Copy each line below without leaving any out.

Listing:
* * * * *
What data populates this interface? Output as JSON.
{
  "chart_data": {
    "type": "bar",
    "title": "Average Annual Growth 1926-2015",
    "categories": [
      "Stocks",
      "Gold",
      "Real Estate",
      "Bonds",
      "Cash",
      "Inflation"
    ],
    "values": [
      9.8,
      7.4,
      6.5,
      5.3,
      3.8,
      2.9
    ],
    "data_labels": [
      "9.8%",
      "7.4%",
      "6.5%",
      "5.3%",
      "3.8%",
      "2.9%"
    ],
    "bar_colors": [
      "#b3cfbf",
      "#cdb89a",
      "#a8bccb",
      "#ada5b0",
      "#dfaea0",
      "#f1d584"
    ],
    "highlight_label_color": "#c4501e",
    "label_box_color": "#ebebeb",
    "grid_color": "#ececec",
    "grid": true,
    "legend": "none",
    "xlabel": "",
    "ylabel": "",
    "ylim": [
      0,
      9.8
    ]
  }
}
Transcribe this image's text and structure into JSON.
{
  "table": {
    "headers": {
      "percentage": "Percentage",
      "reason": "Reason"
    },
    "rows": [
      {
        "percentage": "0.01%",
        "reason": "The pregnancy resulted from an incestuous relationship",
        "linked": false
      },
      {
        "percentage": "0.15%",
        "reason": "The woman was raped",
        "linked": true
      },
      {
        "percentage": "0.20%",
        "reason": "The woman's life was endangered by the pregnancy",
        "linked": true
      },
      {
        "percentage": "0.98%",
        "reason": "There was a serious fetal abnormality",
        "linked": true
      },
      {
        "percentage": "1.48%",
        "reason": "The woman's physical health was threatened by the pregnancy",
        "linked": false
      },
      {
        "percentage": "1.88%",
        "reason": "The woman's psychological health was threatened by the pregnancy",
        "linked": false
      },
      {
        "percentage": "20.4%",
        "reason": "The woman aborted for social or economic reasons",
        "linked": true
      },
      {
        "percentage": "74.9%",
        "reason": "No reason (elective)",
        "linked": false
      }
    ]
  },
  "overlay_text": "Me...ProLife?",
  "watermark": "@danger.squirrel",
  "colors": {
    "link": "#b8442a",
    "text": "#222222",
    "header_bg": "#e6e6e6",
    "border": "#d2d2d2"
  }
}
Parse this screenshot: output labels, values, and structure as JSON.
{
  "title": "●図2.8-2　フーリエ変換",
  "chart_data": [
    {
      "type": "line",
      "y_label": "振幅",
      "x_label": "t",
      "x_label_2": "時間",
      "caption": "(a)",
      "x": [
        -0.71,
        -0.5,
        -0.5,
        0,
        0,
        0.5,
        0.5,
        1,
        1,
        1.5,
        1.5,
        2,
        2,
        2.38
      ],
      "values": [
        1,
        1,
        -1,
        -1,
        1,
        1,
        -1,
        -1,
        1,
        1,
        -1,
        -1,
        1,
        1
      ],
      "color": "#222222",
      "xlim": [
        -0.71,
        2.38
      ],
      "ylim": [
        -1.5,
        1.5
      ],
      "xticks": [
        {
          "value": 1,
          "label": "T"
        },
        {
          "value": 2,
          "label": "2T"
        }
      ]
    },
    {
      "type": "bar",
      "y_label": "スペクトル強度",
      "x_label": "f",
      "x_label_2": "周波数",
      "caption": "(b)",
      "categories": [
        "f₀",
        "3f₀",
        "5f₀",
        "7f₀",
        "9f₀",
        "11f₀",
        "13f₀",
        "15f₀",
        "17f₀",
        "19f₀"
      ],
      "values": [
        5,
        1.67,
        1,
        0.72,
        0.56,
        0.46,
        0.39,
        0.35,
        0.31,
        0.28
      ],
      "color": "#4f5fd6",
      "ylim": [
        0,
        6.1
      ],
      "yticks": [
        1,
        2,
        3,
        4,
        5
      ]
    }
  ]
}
* * * * *
Result of this task:
What data populates this interface? Output as JSON.
{
  "chart_data": {
    "type": "bar",
    "title": "Average Annual Growth 1926-2015",
    "categories": [
      "Stocks",
      "Gold",
      "Real Estate",
      "Bonds",
      "Cash",
      "Inflation"
    ],
    "values": [
      9.8,
      7.4,
      6.5,
      5.3,
      3.8,
      2.9
    ],
    "data_labels": [
      "9.8%",
      "7.4%",
      "6.5%",
      "5.3%",
      "3.8%",
      "2.9%"
    ],
    "bar_colors": [
      "#b3cfbf",
      "#cdb89a",
      "#a8bccb",
      "#ada5b0",
      "#dfaea0",
      "#f1d584"
    ],
    "highlight_label_color": "#c4501e",
    "label_box_color": "#ebebeb",
    "grid_color": "#ececec",
    "grid": true,
    "legend": "none",
    "xlabel": "",
    "ylabel": "",
    "ylim": [
      0,
      9.8
    ]
  }
}
Transcribe this image's text and structure into JSON.
{
  "table": {
    "headers": {
      "percentage": "Percentage",
      "reason": "Reason"
    },
    "rows": [
      {
        "percentage": "0.01%",
        "reason": "The pregnancy resulted from an incestuous relationship",
        "linked": false
      },
      {
        "percentage": "0.15%",
        "reason": "The woman was raped",
        "linked": true
      },
      {
        "percentage": "0.20%",
        "reason": "The woman's life was endangered by the pregnancy",
        "linked": true
      },
      {
        "percentage": "0.98%",
        "reason": "There was a serious fetal abnormality",
        "linked": true
      },
      {
        "percentage": "1.48%",
        "reason": "The woman's physical health was threatened by the pregnancy",
        "linked": false
      },
      {
        "percentage": "1.88%",
        "reason": "The woman's psychological health was threatened by the pregnancy",
        "linked": false
      },
      {
        "percentage": "20.4%",
        "reason": "The woman aborted for social or economic reasons",
        "linked": true
      },
      {
        "percentage": "74.9%",
        "reason": "No reason (elective)",
        "linked": false
      }
    ]
  },
  "overlay_text": "Me...ProLife?",
  "watermark": "@danger.squirrel",
  "colors": {
    "link": "#b8442a",
    "text": "#222222",
    "header_bg": "#e6e6e6",
    "border": "#d2d2d2"
  }
}
Parse this screenshot: output labels, values, and structure as JSON.
{
  "title": "●図2.8-2　フーリエ変換",
  "chart_data": [
    {
      "type": "line",
      "y_label": "振幅",
      "x_label": "t",
      "x_label_2": "時間",
      "caption": "(a)",
      "x": [
        -0.71,
        -0.5,
        -0.5,
        0,
        0,
        0.5,
        0.5,
        1,
        1,
        1.5,
        1.5,
        2,
        2,
        2.38
      ],
      "values": [
        1,
        1,
        -1,
        -1,
        1,
        1,
        -1,
        -1,
        1,
        1,
        -1,
        -1,
        1,
        1
      ],
      "color": "#222222",
      "xlim": [
        -0.71,
        2.38
      ],
      "ylim": [
        -1.5,
        1.5
      ],
      "xticks": [
        {
          "value": 1,
          "label": "T"
        },
        {
          "value": 2,
          "label": "2T"
        }
      ]
    },
    {
      "type": "bar",
      "y_label": "スペクトル強度",
      "x_label": "f",
      "x_label_2": "周波数",
      "caption": "(b)",
      "categories": [
        "f₀",
        "3f₀",
        "5f₀",
        "7f₀",
        "9f₀",
        "11f₀",
        "13f₀",
        "15f₀",
        "17f₀",
        "19f₀"
      ],
      "values": [
        5,
        1.67,
        1,
        0.72,
        0.56,
        0.46,
        0.39,
        0.35,
        0.31,
        0.28
      ],
      "color": "#4f5fd6",
      "ylim": [
        0,
        6.1
      ],
      "yticks": [
        1,
        2,
        3,
        4,
        5
      ]
    }
  ]
}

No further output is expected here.